WHAT IS NEEDED: Only the lines from the one containing "Decode this image" to the end of the entries should be written out, each exactly as it stands, both ends included.
# START OF DATA PROVIDED
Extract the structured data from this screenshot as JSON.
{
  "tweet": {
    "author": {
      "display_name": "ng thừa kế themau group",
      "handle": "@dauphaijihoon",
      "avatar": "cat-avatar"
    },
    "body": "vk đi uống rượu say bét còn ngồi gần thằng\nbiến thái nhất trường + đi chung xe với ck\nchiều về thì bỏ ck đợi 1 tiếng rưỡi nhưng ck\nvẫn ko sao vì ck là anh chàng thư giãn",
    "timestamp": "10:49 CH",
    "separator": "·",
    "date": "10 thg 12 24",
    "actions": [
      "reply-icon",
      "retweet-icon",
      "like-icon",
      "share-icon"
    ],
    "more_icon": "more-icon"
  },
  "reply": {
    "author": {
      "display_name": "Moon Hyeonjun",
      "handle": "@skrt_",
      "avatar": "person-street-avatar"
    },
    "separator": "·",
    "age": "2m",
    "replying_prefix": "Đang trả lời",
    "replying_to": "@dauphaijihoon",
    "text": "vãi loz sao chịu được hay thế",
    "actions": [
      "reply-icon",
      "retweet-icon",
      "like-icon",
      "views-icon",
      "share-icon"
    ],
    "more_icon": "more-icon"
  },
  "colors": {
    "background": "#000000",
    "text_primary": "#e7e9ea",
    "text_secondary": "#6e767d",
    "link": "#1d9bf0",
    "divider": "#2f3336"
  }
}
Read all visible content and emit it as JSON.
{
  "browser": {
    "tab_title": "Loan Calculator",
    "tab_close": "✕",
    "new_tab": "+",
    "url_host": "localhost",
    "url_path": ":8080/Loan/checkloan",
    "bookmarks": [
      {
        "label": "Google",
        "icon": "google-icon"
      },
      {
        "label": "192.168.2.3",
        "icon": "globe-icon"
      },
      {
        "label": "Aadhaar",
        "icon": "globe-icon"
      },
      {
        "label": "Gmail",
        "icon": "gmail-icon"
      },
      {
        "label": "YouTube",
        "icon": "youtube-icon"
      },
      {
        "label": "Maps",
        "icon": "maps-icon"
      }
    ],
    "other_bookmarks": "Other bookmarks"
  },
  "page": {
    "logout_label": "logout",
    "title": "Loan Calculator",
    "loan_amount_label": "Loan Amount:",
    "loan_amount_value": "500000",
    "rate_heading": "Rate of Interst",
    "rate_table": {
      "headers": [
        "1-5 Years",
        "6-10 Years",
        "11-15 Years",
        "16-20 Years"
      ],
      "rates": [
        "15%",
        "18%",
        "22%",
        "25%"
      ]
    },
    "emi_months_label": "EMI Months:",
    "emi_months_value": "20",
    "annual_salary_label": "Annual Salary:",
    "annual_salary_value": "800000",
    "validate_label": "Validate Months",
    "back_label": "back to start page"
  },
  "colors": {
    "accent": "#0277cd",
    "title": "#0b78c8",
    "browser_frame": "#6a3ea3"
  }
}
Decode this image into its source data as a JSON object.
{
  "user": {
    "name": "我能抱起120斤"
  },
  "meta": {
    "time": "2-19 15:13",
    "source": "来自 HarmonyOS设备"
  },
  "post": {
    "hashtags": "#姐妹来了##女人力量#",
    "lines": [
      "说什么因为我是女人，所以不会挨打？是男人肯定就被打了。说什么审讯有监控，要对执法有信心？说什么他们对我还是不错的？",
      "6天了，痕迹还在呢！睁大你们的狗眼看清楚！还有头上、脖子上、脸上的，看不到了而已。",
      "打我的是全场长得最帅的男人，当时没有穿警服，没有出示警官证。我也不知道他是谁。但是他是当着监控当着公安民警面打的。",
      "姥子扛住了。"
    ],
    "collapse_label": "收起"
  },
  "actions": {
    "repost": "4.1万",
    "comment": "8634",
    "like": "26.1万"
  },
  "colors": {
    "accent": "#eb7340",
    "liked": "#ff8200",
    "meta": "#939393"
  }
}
# END OF DATA PROVIDED
FINAL ANSWER:
Decode this image into its source data as a JSON object.
{
  "user": {
    "name": "我能抱起120斤"
  },
  "meta": {
    "time": "2-19 15:13",
    "source": "来自 HarmonyOS设备"
  },
  "post": {
    "hashtags": "#姐妹来了##女人力量#",
    "lines": [
      "说什么因为我是女人，所以不会挨打？是男人肯定就被打了。说什么审讯有监控，要对执法有信心？说什么他们对我还是不错的？",
      "6天了，痕迹还在呢！睁大你们的狗眼看清楚！还有头上、脖子上、脸上的，看不到了而已。",
      "打我的是全场长得最帅的男人，当时没有穿警服，没有出示警官证。我也不知道他是谁。但是他是当着监控当着公安民警面打的。",
      "姥子扛住了。"
    ],
    "collapse_label": "收起"
  },
  "actions": {
    "repost": "4.1万",
    "comment": "8634",
    "like": "26.1万"
  },
  "colors": {
    "accent": "#eb7340",
    "liked": "#ff8200",
    "meta": "#939393"
  }
}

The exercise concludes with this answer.